## GIVEN INSTRUCTION
In the entries, find all lines that hold the word "label" and copy them.

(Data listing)
┏━━

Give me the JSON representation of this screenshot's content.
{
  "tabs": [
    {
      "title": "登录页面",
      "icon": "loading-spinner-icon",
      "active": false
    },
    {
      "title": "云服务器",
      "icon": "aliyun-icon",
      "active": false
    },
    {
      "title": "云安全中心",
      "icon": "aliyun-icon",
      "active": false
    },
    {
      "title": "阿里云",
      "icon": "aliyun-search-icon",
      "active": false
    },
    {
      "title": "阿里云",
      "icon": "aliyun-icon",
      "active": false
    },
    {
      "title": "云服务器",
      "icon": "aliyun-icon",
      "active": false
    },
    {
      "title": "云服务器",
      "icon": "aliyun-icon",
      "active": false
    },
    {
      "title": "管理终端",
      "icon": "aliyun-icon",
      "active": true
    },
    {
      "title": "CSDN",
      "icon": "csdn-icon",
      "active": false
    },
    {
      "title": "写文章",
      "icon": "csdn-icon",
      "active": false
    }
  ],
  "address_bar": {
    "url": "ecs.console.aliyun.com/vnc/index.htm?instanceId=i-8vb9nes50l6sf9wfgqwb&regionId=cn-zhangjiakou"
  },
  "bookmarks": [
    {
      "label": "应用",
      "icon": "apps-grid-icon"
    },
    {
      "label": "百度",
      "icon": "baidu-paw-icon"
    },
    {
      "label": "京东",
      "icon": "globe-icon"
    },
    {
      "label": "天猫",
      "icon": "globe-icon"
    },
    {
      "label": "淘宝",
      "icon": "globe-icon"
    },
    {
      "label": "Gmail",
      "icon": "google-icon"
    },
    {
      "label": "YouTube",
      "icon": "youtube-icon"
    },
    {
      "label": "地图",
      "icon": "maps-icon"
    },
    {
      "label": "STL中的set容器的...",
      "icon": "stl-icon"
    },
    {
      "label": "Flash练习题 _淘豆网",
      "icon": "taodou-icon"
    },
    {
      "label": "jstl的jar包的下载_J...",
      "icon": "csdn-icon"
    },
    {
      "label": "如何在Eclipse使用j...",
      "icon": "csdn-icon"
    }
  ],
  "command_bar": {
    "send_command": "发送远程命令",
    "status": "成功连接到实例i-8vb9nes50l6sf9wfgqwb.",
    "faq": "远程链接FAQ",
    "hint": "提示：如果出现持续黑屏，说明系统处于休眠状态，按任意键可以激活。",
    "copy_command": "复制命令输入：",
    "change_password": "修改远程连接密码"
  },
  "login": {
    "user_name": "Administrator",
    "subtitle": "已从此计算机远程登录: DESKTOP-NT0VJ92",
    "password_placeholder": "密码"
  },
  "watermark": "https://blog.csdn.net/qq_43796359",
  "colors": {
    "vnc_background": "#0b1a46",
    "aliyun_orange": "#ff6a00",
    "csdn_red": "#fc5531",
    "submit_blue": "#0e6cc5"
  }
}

┗━━

## COMPLETE RESPONSE
      "label": "应用",
      "label": "百度",
      "label": "京东",
      "label": "天猫",
      "label": "淘宝",
      "label": "Gmail",
      "label": "YouTube",
      "label": "地图",
      "label": "STL中的set容器的...",
      "label": "Flash练习题 _淘豆网",
      "label": "jstl的jar包的下载_J...",
      "label": "如何在Eclipse使用j...",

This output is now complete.